**PAGE EXTRACT:**
Netflix’s ‘Baby Reindeer’ Is “True Crime” at Its Messiest—and Best

The miniseries from Richard Gadd explores the gray areas of its fictionalized true story, and in doing so elevates the entire genre.

Richard Gadd as Donny Dunn, sitting at the back of the bus with reindeer antlers reflected in the window, in a promo image from the show 'baby reindeer'
(Image credit: Netflix)

This article contains descriptions of sexual assault and harassment. For support, please contact the National Sexual Assault Hotline at (800) 656-4673, or visit

Baby Reindeer is the latest show based on a real-life story to hit Netflix. Created, written by, and starring Scottish comedian Richard Gadd, the seven-episode series follows Donny Dunn, a fictionalized version of Gadd, as he strikes up a friendship with Martha (Jessica Gunning), a woman he meets while working at a pub. The situation quickly devolves into stalking and harassment on the part of the romantically-obsessed Martha; as Donny tries to protect himself and his loved ones, he’s forced to reckon with a traumatic history of abuse and how it affected his self-worth. (Spoilers ahead.) While the new series falls under the genre of fictionalized true crime, and has been marketed by Netflix as such, it deserves to stand out among the onslaught of formulaic “ripped-from-the-headlines” content put forth by the streaming giant. Because Baby Reindeer gives viewers a messy, empathetic, wholly-human depiction of abuse and mental illness, and delves into gray areas of sexuality, masculinity, and attachment that are rarely explored on television, let alone within true crime.

**EXERCISES TO COMPLETE:**
1. According to the Baby Reindeer review, how many episodes does the series have?
2. List the gray areas that the Baby Reindeer review says the series delves into.
3. Continue the Baby Reindeer review from its last sentence.
The records that follow come from a separate source, unrelated to the Baby Reindeer review.

**STORED RECORDS:**

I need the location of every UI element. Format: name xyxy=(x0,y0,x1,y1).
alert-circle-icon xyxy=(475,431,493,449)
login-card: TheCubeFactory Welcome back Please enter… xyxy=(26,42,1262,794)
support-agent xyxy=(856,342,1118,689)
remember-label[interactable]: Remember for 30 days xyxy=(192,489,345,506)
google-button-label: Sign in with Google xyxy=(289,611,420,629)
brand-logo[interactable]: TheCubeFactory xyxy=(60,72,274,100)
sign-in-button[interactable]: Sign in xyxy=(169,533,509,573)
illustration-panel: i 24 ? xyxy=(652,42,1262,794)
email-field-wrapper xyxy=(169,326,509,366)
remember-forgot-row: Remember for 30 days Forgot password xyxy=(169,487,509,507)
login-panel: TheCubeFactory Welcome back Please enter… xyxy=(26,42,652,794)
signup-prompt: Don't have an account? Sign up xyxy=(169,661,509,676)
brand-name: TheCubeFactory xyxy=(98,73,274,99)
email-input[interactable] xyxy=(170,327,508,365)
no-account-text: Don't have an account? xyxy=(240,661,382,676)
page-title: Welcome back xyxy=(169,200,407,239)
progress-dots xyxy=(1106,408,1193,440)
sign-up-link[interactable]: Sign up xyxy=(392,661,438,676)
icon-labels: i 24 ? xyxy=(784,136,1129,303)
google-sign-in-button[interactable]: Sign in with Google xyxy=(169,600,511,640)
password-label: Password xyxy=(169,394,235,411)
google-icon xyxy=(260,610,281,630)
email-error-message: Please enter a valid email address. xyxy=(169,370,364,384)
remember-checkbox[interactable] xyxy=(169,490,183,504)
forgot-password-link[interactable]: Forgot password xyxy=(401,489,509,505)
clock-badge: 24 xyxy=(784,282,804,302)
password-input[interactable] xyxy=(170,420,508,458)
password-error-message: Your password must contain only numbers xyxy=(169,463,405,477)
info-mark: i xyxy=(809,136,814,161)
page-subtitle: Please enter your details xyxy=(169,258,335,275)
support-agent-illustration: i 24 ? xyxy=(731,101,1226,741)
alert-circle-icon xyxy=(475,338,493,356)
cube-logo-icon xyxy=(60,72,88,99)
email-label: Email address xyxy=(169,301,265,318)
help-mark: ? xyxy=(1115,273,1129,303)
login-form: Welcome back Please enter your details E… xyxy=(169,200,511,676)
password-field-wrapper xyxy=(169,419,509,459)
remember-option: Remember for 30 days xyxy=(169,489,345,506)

**ANSWER SET:**
1. Seven.

2. Sexuality, masculinity, and attachment.

3.
True crime is a loaded label in pop culture. Cultural critics have spent years questioning the ethics of the “true crime boom,” pointing out the dangers of series that venerate serial killers into celebrity status, re-traumatize survivors as their tragedies are dredged back up and presented on a national stage, and can sometimes allegedly misrepresent complicated cases while fitting the events into an easy-to-follow narrative structure. And because of streamers which demand a firehose of replenishing content, impressive series that accomplish the best of what true crime can offer often receive less buzz than the most sensationalized hits.

a male barkeep (Richard Gadd as Donny) stands behind the bar as a female patron (Jessica Gunning as Martha) points at him and smiles, in the netflix series 'baby reindeer'

Richard Gadd as Donny meets Martha, played by Jessica Gunning, for the first time.

(Image credit: Ed Miller/Netflix)

Baby Reindeer made a quiet debut on Netflix in mid-April, with early reviews and buzz coming from the U.K. (Gadd took home an Olivier Award in 2020 for his autobiographical one-man show that covers the same fraught period in his life). This new series goes even further by dramatizing the real-life “Martha’s” actions with a stunning amount of detail; both the fictional character’s unique manner of speech and her frantic, typo-laden emails are pulled directly from Gadd’s recollection and records. Details like Martha’s tendency to falsely type “Sent from my iPhone” at the end of her emails, to fein ownership when she was actually typing on a nondescript, outdated phone, are too specific to be made up. (Over the course of a five year period, Gadd received 41,071 emails, 350 hours of voicemail, 744 tweets, 46 Facebook messages, and 106 pages of letters from the woman who stalked him.)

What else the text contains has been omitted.